Stated task »
Go through the data below and gather each line containing "Peter".

**** Source records ****

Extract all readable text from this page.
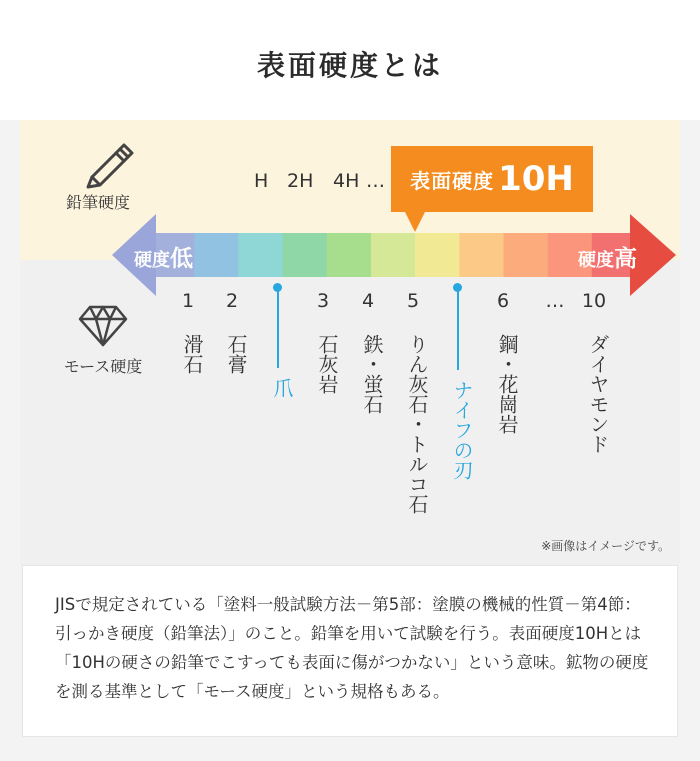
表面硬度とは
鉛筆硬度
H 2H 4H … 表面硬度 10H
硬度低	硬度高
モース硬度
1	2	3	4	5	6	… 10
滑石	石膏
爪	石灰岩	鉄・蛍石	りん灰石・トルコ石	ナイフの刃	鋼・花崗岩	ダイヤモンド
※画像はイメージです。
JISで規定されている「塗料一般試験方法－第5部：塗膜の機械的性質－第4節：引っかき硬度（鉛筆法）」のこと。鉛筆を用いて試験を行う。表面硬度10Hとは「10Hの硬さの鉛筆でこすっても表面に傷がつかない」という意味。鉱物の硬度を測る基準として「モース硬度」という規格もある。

****
**** Source records ****

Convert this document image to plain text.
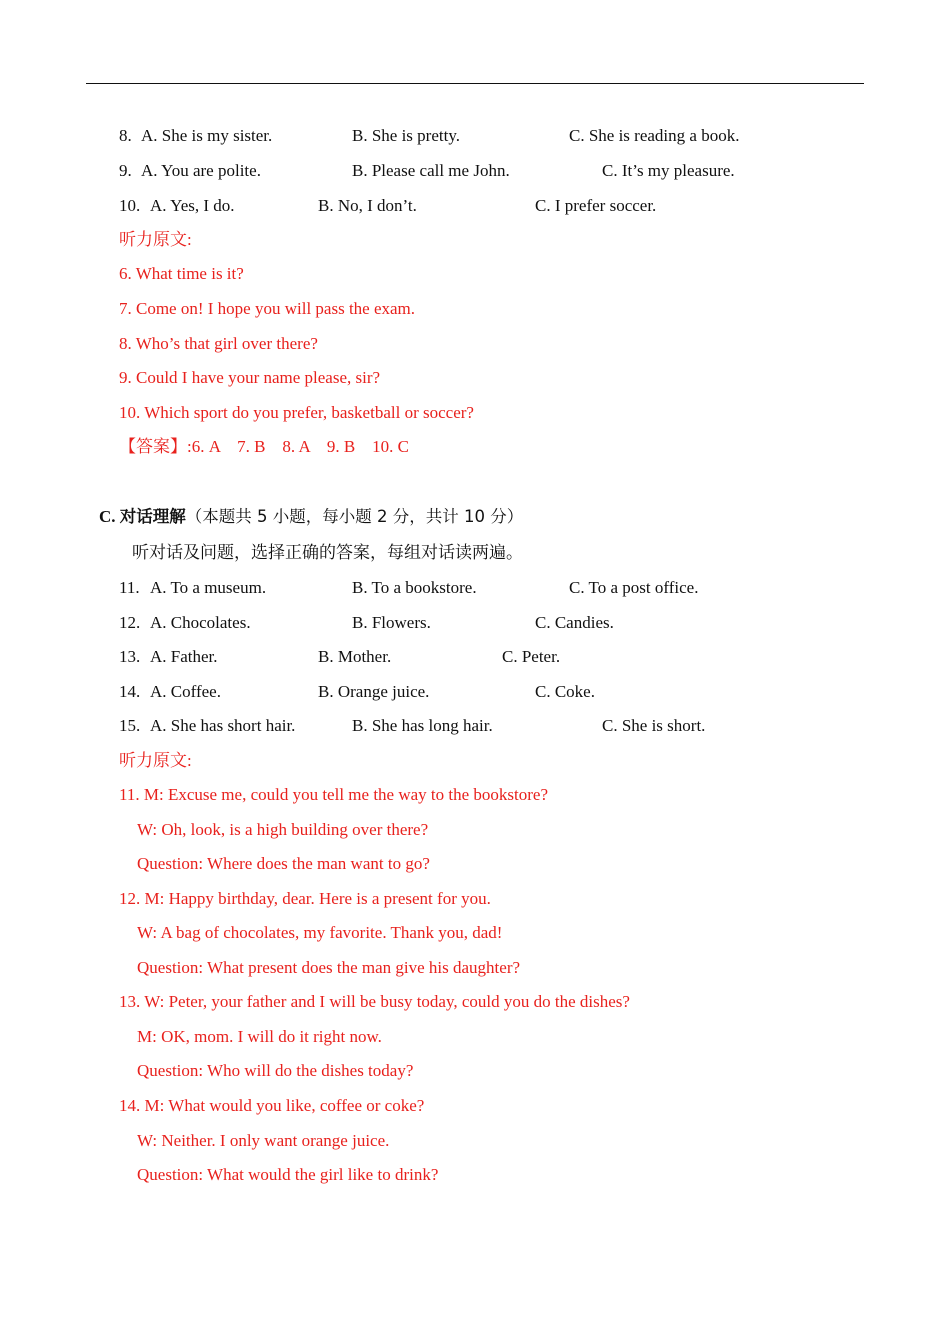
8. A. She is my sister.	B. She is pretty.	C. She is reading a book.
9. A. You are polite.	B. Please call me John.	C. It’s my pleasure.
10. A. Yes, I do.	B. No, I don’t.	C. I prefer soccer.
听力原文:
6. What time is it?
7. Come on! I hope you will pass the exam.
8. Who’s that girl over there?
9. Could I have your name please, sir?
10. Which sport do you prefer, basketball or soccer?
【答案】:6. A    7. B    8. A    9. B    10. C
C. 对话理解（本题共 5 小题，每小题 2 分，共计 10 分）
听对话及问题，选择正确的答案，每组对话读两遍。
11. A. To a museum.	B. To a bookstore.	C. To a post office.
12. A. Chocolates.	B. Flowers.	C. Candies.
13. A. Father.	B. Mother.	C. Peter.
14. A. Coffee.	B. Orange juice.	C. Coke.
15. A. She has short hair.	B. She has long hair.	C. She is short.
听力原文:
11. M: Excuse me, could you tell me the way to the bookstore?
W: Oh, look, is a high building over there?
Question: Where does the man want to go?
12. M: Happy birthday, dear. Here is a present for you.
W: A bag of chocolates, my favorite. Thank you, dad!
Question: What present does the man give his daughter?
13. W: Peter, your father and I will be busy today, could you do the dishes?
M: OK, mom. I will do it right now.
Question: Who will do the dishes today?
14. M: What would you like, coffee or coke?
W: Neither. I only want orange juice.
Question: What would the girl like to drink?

****

Complete answer »
13. A. Father.	B. Mother.	C. Peter.
13. W: Peter, your father and I will be busy today, could you do the dishes?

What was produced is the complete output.